• **Problem statement**
Say how many lines contain the string "text". Give no other output.

(Stored items)
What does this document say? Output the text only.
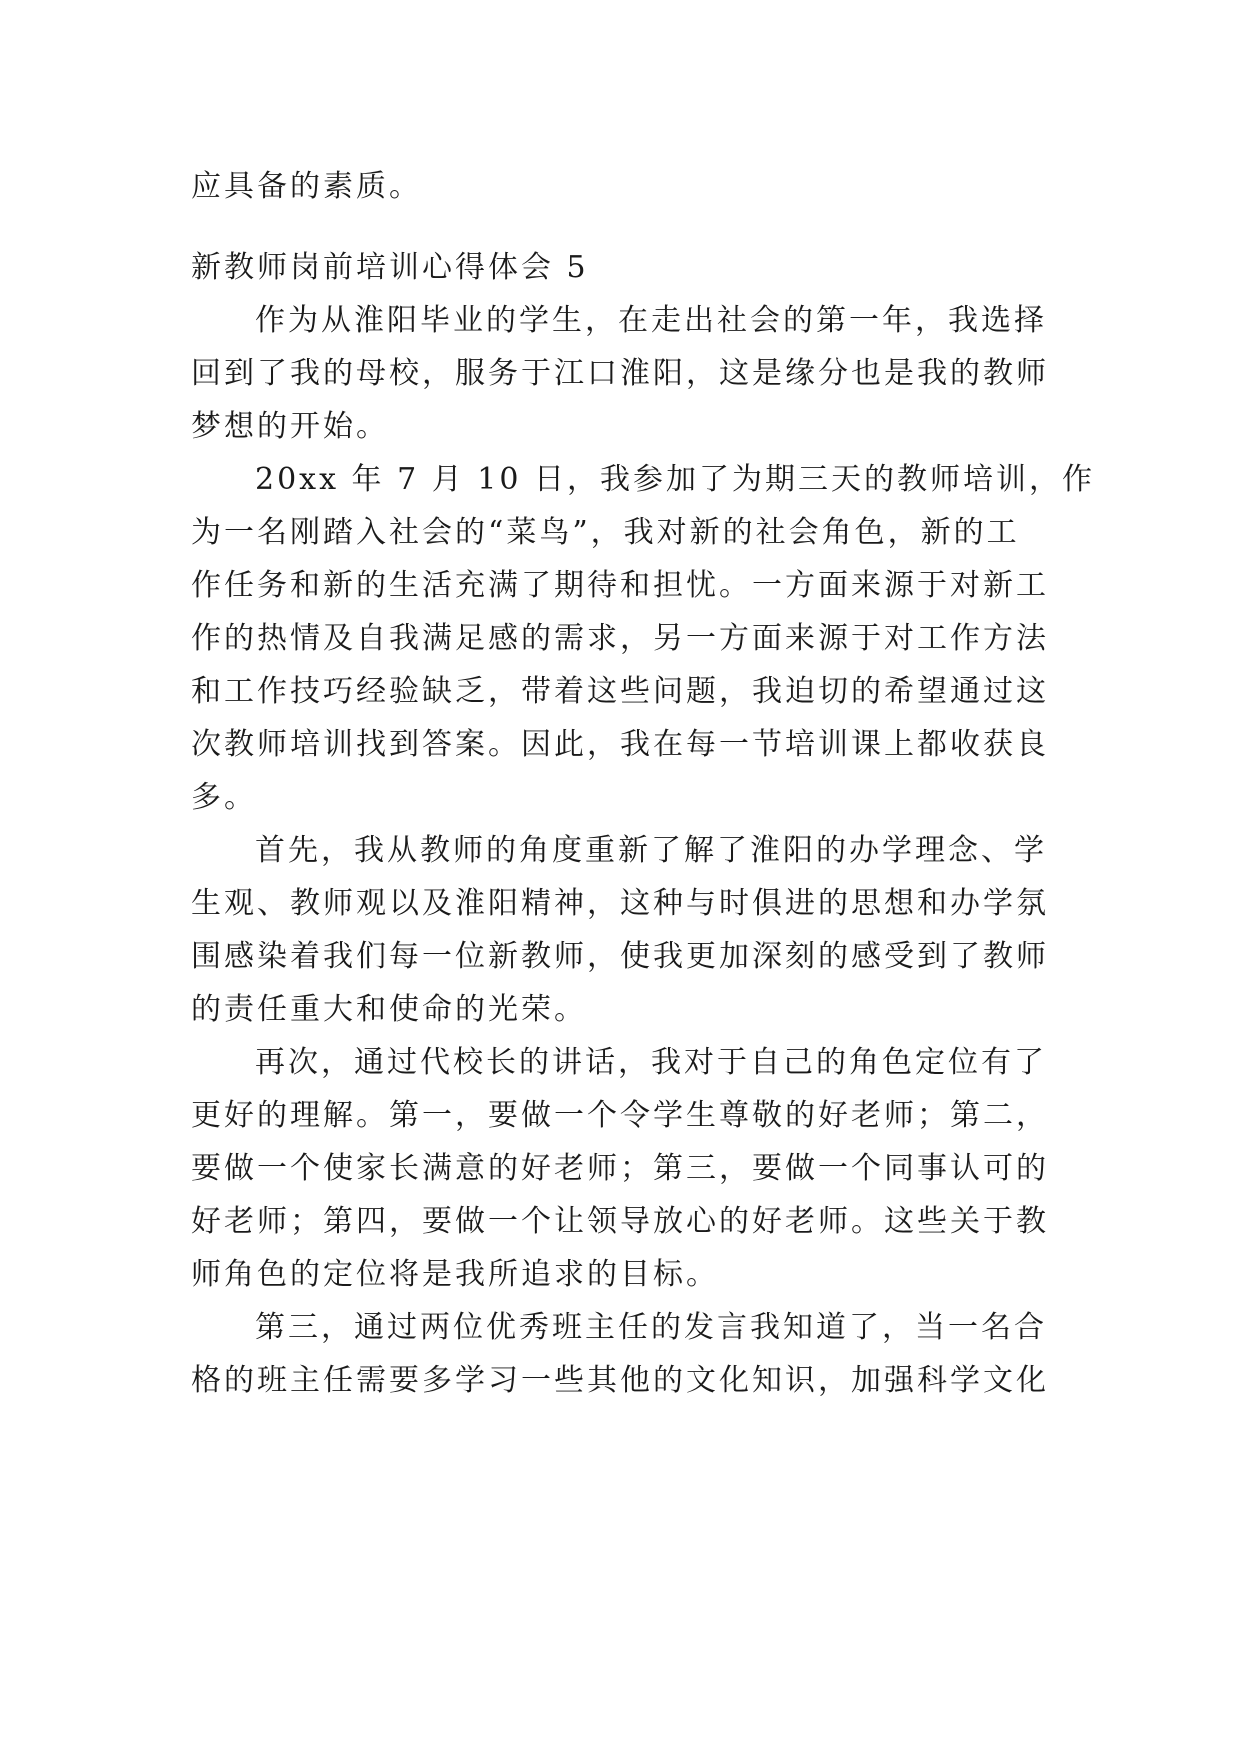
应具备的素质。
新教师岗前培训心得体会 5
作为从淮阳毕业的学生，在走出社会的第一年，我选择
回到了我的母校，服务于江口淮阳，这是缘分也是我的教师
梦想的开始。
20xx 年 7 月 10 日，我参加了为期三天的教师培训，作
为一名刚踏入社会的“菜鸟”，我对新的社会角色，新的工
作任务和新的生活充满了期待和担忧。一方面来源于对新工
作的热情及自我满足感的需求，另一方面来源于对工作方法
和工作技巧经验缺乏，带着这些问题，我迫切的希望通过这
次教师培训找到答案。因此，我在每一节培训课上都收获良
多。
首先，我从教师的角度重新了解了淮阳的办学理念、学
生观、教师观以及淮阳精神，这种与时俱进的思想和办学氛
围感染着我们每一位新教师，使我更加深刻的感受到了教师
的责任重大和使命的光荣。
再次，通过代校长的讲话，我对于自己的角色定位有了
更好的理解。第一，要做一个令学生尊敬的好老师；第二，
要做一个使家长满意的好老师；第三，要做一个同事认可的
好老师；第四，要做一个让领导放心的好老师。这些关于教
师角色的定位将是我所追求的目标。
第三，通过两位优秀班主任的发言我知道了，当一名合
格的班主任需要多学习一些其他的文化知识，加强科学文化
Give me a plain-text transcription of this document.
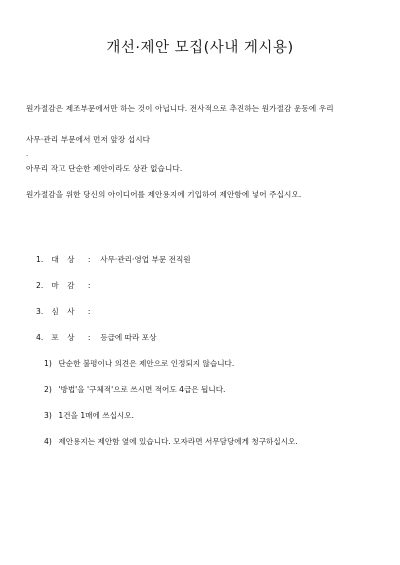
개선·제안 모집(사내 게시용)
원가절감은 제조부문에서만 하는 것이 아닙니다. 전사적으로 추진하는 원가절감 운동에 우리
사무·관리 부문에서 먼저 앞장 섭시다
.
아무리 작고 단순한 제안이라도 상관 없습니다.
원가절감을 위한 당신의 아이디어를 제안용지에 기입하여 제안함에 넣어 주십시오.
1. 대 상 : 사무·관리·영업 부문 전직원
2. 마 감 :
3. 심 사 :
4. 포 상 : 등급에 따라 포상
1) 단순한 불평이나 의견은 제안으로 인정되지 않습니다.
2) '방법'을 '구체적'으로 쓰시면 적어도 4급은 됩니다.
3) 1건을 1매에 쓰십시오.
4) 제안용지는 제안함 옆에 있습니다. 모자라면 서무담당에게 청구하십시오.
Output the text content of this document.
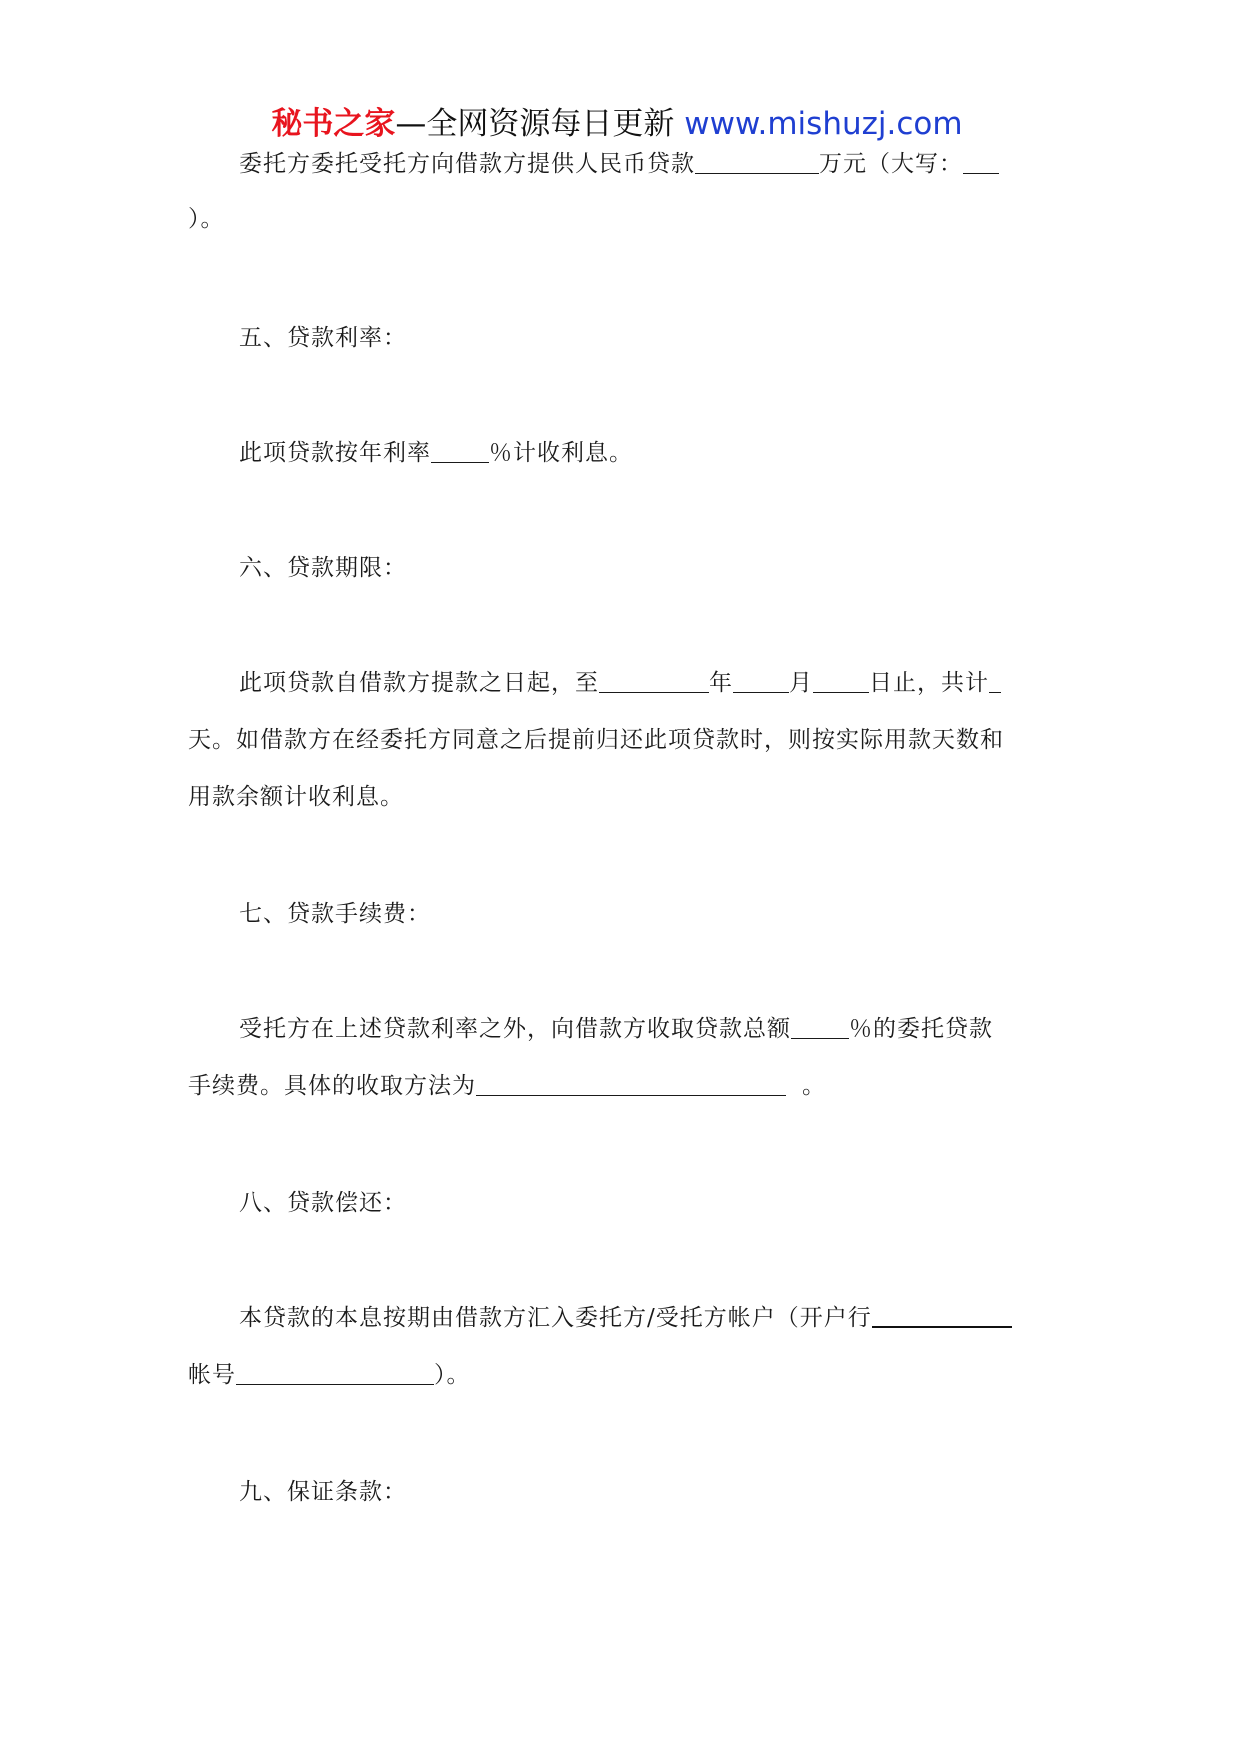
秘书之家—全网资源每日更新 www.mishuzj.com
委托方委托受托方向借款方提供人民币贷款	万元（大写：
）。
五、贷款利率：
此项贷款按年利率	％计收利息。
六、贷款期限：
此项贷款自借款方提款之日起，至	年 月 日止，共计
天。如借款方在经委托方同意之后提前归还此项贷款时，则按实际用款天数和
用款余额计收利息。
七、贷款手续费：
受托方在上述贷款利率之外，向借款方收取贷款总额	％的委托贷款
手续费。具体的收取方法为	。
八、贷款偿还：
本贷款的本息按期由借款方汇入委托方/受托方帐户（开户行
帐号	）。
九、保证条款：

• **Solution to this problem**
3